▶ Challenge: Reproduce the listing below word for word, with no pictures.

▶ Records for this exercise:
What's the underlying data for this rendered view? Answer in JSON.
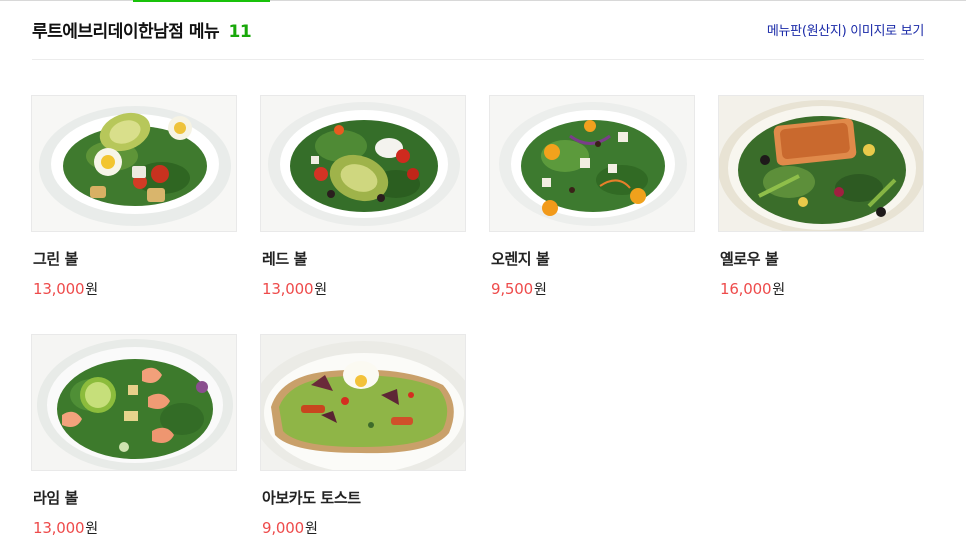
{
  "header": {
    "store_title": "루트에브리데이한남점 메뉴",
    "menu_count": "11",
    "view_board_link": "메뉴판(원산지) 이미지로 보기"
  },
  "menu_items": [
    {
      "name": "그린 볼",
      "price": "13,000",
      "unit": "원"
    },
    {
      "name": "레드 볼",
      "price": "13,000",
      "unit": "원"
    },
    {
      "name": "오렌지 볼",
      "price": "9,500",
      "unit": "원"
    },
    {
      "name": "옐로우 볼",
      "price": "16,000",
      "unit": "원"
    },
    {
      "name": "라임 볼",
      "price": "13,000",
      "unit": "원"
    },
    {
      "name": "아보카도 토스트",
      "price": "9,000",
      "unit": "원"
    }
  ]
}
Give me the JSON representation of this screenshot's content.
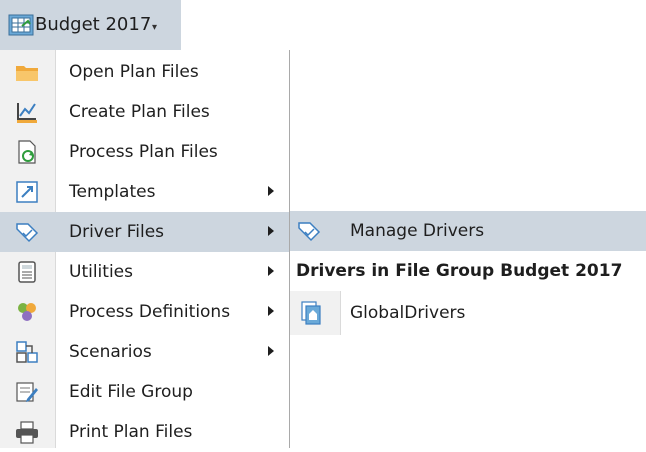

▶ The answer:
What's the underlying data for this rendered view? Answer in JSON.
{
  "header": {
    "store_title": "루트에브리데이한남점 메뉴",
    "menu_count": "11",
    "view_board_link": "메뉴판(원산지) 이미지로 보기"
  },
  "menu_items": [
    {
      "name": "그린 볼",
      "price": "13,000",
      "unit": "원"
    },
    {
      "name": "레드 볼",
      "price": "13,000",
      "unit": "원"
    },
    {
      "name": "오렌지 볼",
      "price": "9,500",
      "unit": "원"
    },
    {
      "name": "옐로우 볼",
      "price": "16,000",
      "unit": "원"
    },
    {
      "name": "라임 볼",
      "price": "13,000",
      "unit": "원"
    },
    {
      "name": "아보카도 토스트",
      "price": "9,000",
      "unit": "원"
    }
  ]
}
Give me the JSON representation of this screenshot's content.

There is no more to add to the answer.